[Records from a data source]

—————

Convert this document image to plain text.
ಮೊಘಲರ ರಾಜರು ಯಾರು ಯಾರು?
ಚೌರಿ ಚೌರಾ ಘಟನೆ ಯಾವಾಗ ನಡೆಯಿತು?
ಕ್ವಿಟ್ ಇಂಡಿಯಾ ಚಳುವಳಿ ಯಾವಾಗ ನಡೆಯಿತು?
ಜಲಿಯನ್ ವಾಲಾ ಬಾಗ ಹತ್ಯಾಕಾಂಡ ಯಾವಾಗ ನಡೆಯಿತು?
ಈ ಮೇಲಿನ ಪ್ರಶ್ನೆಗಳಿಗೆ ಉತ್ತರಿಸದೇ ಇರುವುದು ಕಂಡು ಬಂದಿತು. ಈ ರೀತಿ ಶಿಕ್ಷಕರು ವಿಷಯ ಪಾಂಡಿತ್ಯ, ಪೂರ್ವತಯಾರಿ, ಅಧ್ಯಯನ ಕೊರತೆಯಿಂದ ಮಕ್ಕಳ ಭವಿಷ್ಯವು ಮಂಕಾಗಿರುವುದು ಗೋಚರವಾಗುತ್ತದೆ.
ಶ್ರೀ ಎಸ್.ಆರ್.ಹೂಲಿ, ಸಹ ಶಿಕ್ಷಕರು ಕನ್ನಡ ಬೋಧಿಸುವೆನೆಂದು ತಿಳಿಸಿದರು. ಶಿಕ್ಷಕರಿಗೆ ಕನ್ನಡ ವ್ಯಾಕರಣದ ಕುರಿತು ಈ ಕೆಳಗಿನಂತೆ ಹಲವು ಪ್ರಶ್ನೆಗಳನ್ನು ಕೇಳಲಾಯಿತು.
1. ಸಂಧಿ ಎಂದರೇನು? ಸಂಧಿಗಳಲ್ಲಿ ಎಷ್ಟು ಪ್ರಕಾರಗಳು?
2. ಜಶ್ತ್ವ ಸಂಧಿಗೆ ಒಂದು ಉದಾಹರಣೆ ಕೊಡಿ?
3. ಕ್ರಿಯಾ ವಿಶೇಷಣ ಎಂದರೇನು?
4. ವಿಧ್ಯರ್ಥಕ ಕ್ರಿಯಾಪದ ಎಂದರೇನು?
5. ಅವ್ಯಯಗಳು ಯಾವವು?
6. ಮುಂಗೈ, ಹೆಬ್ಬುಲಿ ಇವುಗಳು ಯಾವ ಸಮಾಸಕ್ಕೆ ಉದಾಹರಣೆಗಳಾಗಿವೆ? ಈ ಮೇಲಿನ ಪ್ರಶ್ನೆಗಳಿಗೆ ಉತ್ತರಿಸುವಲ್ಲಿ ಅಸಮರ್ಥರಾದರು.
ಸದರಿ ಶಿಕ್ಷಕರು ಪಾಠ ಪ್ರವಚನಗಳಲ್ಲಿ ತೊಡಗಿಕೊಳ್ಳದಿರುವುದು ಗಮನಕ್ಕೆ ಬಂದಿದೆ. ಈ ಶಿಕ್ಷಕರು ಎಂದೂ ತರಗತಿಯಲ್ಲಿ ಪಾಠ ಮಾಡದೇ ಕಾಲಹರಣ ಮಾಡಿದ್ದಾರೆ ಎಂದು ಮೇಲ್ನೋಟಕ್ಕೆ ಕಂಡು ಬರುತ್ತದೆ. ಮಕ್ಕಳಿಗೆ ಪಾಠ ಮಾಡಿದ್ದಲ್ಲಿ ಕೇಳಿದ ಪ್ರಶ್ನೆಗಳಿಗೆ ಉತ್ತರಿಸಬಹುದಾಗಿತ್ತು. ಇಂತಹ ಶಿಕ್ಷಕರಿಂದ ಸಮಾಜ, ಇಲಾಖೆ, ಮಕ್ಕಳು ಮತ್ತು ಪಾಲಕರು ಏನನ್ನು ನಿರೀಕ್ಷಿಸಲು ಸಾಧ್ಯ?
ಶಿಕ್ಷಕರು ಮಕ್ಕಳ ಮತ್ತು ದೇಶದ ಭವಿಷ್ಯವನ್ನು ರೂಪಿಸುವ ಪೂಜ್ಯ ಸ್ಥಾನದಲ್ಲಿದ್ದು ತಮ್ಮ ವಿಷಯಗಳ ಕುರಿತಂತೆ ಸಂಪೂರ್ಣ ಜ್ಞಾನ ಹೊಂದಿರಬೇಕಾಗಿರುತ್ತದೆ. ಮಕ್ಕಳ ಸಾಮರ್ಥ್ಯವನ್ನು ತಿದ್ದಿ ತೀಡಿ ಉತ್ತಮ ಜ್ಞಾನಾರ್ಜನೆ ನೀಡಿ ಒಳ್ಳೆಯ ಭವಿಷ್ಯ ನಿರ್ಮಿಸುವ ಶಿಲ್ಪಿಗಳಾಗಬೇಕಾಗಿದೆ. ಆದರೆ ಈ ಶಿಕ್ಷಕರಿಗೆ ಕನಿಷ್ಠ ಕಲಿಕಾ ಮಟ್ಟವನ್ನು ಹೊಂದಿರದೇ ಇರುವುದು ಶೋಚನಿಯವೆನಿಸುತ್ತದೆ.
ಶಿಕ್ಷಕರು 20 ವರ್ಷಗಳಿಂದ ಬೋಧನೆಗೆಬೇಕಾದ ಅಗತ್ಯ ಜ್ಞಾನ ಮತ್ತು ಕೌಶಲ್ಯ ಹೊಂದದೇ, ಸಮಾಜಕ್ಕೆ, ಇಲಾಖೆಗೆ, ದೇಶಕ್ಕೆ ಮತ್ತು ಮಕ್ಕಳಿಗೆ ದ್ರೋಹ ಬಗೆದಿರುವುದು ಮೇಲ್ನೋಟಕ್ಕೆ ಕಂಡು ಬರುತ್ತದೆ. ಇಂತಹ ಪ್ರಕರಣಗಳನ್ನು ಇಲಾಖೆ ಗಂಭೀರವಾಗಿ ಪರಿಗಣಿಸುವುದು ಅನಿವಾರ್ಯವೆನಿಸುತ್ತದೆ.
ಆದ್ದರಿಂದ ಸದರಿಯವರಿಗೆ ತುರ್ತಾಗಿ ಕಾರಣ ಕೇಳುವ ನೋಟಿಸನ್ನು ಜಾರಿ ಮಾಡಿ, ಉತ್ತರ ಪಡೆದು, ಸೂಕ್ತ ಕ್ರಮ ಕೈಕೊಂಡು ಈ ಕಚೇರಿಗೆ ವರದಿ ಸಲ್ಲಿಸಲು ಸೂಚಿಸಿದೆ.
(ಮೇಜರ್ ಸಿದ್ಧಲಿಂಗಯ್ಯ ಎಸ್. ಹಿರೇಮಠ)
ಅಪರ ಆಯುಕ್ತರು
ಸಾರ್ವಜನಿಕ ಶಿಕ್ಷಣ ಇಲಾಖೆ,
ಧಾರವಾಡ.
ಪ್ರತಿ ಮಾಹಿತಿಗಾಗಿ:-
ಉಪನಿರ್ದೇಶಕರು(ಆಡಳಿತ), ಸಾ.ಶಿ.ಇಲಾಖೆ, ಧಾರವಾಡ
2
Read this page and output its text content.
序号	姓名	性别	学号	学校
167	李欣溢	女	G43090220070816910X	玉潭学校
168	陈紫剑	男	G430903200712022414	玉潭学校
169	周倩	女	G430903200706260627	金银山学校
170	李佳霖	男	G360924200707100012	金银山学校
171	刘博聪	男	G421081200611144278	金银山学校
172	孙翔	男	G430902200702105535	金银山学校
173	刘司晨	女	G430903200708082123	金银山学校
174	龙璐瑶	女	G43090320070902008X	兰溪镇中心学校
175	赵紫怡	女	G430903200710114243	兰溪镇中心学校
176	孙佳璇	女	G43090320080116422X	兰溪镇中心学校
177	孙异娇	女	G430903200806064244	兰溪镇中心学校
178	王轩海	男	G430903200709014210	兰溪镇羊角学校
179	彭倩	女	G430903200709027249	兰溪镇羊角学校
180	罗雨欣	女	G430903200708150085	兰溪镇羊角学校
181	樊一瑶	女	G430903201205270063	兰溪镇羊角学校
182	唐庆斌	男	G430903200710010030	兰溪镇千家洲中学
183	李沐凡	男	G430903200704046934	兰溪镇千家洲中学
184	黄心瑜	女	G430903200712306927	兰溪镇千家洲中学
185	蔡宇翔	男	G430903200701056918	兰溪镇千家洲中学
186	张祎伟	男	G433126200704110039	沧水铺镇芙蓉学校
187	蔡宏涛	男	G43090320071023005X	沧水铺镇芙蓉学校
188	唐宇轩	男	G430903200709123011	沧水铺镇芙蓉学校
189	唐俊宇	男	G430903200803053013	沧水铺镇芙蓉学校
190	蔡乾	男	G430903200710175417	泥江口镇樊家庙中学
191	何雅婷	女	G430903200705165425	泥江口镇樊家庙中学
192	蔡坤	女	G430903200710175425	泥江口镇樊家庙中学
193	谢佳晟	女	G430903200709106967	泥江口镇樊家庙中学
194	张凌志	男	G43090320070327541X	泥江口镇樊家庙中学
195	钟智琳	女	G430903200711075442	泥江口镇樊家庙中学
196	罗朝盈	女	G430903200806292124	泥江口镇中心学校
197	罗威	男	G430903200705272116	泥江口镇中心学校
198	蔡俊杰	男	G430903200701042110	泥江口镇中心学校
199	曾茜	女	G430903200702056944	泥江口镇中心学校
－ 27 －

—————

Identify all lines where the word "玉潭学校" shows up. Copy them.

§ **THE RESULT**
167	李欣溢	女	G43090220070816910X	玉潭学校
168	陈紫剑	男	G430903200712022414	玉潭学校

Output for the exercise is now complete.